## Text
--- begin ---

# Portable Band Saw



## cascao (Oct 20, 2015)

Have someone used this kind of band saw?
It can save a lot of space from that horizontal.
It can handle the job of cutting average size (1/2" to 3" eventually) round bars to lathe well?
Especially this new Starrett S1010. It's a third of a price of a Makita


----------



## JimDawson (Oct 20, 2015)

I have a Milwaukee like that.  Works great.  Normally a bit faster cutting than my horizontal band saw.


----------



## mzayd3 (Oct 20, 2015)

They do the job well.  I use mine for tubing and pipe.  The horizontal gets used for the thick stuff because I don't want to hold it for 20 minutes while it cuts.


Sent from my iPhone using Tapatalk


----------



## chip maker (Oct 20, 2015)

I have the one from Grizzly and it does a very good job. The grizzly comes with the stand also and I have it mounted on a table stand but when need you can turn it into a handheld unit. I also have a 4x6 . I use the grizzly for the smaller stuff and the 4x6 for bigger pieces. I did change the vise on the Grizzly early on as at that time I didn't have the 4x6. Another thing I did was make a holder so that when cutting small items you can get closer to the blade. The holder works for both of the saws. I really like mine and the stand on the Grizzly is why I bought that model.


----------



## johnnyc14 (Oct 20, 2015)

I have a Milwaukee Portaband. I built a stand so it can also be used as a vertical band saw . It is the cat's meow for cutting stuff that I can't cut with my horizontal band saw. Very handy tool.


----------



## Eddyde (Oct 20, 2015)

I have a Milwaukee Deep Cut model with the base and legs, it worked very well for the 15 or so years I had it on the floor of my old shop. Once it was tuned up, it worked as well as any small horizontal bandsaw i've ever used. It's in storage now, awaiting a refurbishing and will be included in the tool lineup of my new shop. I plan to add hydraulic dampening and pumped coolant.


----------



## Eddyde (Oct 20, 2015)

johnnyc14 said:


> I have a Milwaukee Portaband. I built a stand so it can also be used as a vertical band saw . It is the cat's meow for cutting stuff that I can't cut with my horizontal band saw. Very handy tool.


Nice job on the stand!


----------



## Rex Walters (Oct 20, 2015)

I bought a nice stand for portable bandsaws from Swag Offroad.  I have a 14" woodworking bandsaw, but I cut metal exclusively with my Milwaukee portable in the stand.

I definitely second building or buying a stand — it will see a lot more use with one. It only takes a second to remove from the Swag stand and use it as a portable.

They are handy tools.
-- 
Rex


----------



## JR49 (Oct 20, 2015)

Eddyde said:


> Once it was tuned up, it worked as well as any small horizontal bandsaw i've ever used.


 
    Hey Eddy, what did you do to "tune up" your portaband.  I have a pretty old one that still seems to work well, but what do I know, as I've never used any other portaband.  You have me thinking that a "tune up" might make it better!  Please advise,  thanks,  JR49


----------



## cascao (Oct 20, 2015)

Seems like new tool on the way...


----------



## Eddyde (Oct 20, 2015)

--- end ---

## Data shown
--- begin ---

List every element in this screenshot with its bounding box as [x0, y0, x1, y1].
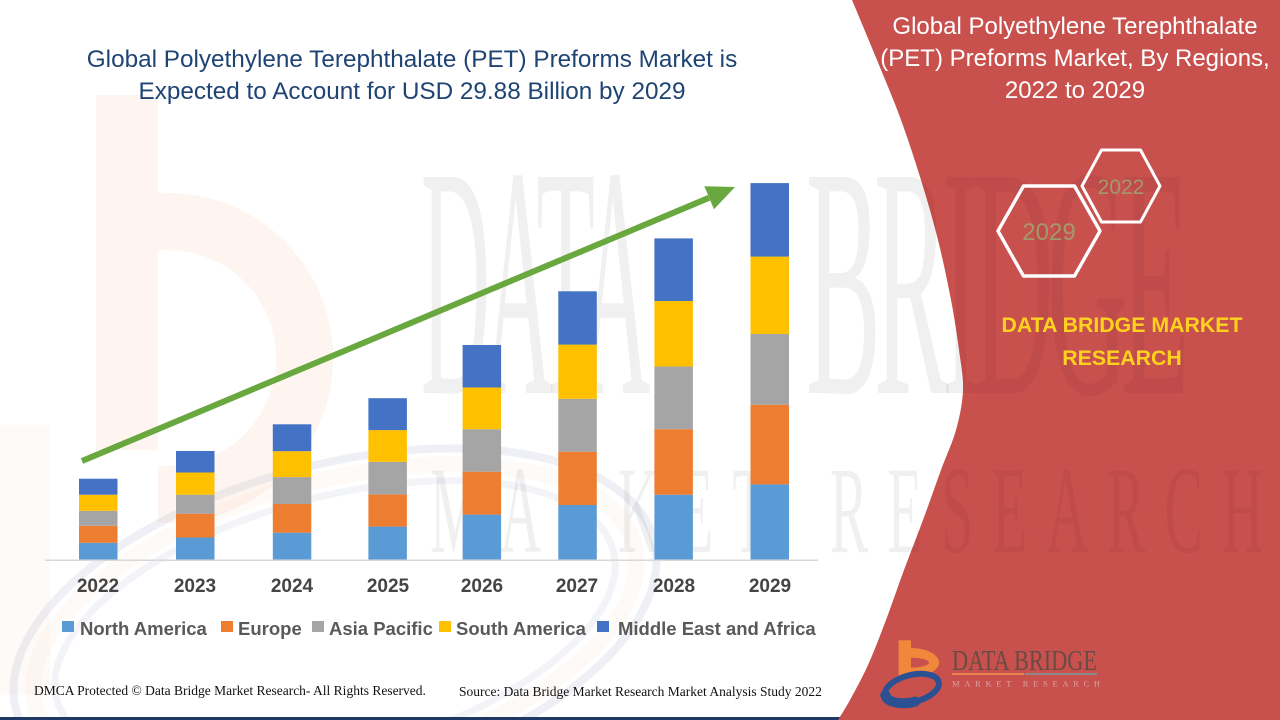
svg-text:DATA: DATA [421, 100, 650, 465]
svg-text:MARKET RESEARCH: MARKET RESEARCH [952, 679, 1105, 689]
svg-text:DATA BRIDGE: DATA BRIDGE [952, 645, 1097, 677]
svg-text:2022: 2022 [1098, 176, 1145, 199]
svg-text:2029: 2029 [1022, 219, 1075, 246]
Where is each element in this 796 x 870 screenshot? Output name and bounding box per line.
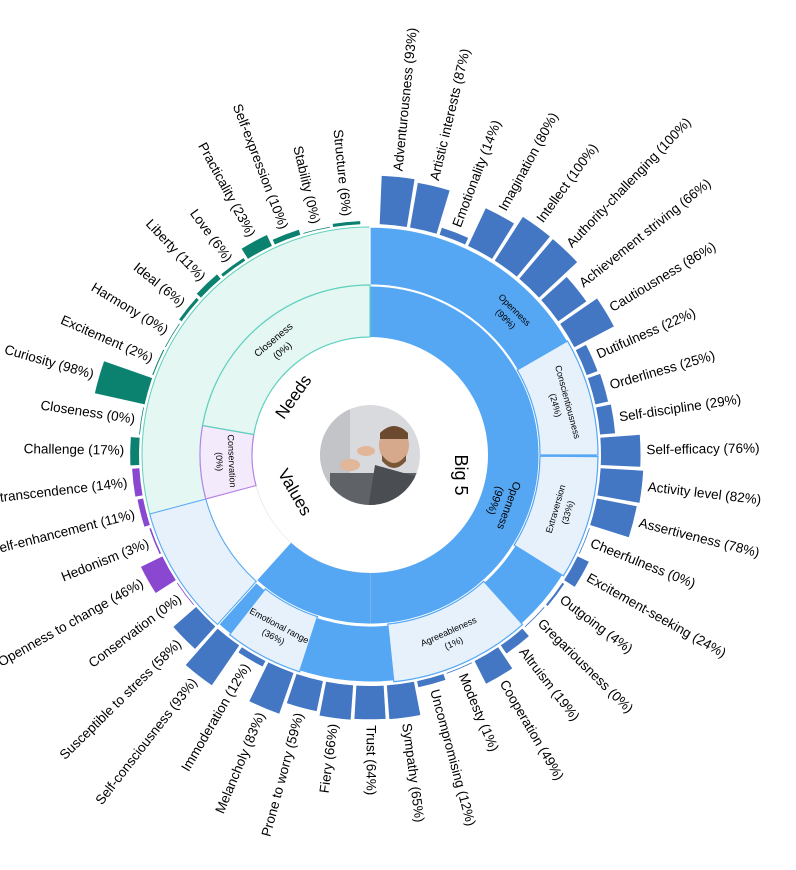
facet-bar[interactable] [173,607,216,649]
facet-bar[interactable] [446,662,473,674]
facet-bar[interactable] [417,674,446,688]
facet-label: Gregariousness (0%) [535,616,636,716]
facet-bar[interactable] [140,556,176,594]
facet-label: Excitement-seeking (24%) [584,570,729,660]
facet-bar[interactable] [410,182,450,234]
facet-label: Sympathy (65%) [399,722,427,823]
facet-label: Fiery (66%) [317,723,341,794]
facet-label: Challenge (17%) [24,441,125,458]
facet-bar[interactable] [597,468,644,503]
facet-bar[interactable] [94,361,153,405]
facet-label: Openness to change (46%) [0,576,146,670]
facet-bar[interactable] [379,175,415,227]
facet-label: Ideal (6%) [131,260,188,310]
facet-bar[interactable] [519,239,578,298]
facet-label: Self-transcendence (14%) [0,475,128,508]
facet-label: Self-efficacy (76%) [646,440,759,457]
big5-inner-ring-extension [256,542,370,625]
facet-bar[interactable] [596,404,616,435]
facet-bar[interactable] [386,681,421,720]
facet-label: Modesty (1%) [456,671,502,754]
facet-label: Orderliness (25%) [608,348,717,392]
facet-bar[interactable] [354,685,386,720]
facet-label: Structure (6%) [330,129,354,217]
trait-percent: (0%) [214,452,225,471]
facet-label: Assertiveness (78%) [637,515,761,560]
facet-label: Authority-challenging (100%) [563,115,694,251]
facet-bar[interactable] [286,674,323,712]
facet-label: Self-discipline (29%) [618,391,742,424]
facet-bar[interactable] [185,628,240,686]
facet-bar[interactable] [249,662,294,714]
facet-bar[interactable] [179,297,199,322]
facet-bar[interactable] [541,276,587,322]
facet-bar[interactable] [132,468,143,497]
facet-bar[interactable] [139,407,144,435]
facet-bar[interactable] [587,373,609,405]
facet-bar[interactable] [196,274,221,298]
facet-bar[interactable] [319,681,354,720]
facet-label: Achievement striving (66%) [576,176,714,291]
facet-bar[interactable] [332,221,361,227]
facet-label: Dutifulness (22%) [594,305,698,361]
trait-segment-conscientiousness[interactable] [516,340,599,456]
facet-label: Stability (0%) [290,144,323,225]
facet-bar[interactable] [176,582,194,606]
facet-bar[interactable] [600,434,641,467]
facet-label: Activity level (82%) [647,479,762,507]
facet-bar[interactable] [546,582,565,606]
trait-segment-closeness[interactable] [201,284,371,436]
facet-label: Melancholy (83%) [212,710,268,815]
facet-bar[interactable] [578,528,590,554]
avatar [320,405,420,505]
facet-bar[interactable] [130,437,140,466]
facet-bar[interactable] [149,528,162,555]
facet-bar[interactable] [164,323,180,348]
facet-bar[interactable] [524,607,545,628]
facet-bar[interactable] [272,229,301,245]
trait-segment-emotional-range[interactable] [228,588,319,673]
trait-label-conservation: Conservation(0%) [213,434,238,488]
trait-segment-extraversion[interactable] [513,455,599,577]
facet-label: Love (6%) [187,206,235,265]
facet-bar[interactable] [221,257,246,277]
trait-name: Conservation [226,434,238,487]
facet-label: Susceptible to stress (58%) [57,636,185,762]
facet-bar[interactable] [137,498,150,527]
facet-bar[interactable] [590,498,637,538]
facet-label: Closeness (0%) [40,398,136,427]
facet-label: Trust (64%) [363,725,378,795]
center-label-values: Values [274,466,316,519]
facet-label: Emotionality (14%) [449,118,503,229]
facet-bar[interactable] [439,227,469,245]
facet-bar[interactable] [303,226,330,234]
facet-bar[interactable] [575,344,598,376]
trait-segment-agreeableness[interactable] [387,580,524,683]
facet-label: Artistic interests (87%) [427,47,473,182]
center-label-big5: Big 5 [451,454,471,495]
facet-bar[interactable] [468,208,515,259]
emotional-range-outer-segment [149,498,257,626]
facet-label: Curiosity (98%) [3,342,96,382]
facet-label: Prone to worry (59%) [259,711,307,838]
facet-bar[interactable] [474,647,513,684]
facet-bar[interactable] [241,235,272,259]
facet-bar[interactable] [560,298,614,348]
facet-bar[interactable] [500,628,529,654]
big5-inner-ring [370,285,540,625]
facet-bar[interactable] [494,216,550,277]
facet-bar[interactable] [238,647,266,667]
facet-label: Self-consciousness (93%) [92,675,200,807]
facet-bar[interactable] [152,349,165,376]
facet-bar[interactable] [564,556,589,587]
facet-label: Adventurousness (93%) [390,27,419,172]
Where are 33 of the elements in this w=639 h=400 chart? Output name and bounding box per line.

--- end ---

## To do
1/ In the portable band saw thread, what does mzayd3 use the horizontal saw for?
2/ List every username that posts in the portable band saw thread.
3/ Write the next part of the portable band saw thread, picking up right after the last line shown.
You can answer everything here without the records.

## Task results
1/ The thick stuff, so mzayd3 doesn't have to hold the portable for 20 minutes while it cuts.

2/ cascao, JimDawson, mzayd3, chip maker, johnnyc14, Eddyde, Rex Walters, JR49

3/
JR49 said:


> Hey Eddy, what did you do to "tune up" your portaband.  I have a pretty old one that still seems to work well, but what do I know, as I've never used any other portaband.  You have me thinking that a "tune up" might make it better!  Please advise,  thanks,  JR49


Mainly, adjust the vice and the saw support arm on the base so it cut square. Also the blade guide rollers, tension etc. It is a little bit of a trial and error process but once it was done, it cut accurately and held the adjustments for a long time. The only drawback was having to hold it while cutting, as if I just let it feed under its own pressure it would sometimes overheat or walk. That's why I'll be adding the feed control and coolant....


----------



## brino (Oct 20, 2015)

Yup, I have the Milwaukee too, it works very well.
-brino


----------



## Bray D (Oct 20, 2015)

Same here. I have a Milwaukee in a Swag stand that gets used almost daily.


----------



## kd4gij (Oct 21, 2015)

That starrett porta band  doesn't appear to be available in the us.


----------



## scsmith42 (Oct 22, 2015)

I've had a Milwaukee deep cut model for about 17 years and I am very satisfied with it.


Scott


----------



## dlane (Oct 24, 2015)

That starrett porta band doesn't appear to be available in the us.
It looks kinda chicon 
I have a couple Milwaukee portabands for outside work , one regular and one deep cut.
I also use an abrasive  chopsaw with the base removed  on rebar stuck in concrete chunks
Works good ,just wear all the safety gear you have.


----------



## Uglydog (Oct 24, 2015)

Got mine as it was being carried to the trash bin. Free. 
Right place at the right time. Lucky.
Kept throwing blades. To old to get parts. 
Took a couple hours and some head scratchin. Made a part and a new cord.
Now works well! 

These are expensive new. Old and worn out might be a viable alternative.
Consider watching CL and the trash bins if you have more time than cash.

Daryl
MN


----------



## kd4gij (Oct 24, 2015)

dlane said:


> That starrett porta band doesn't appear to be available in the us.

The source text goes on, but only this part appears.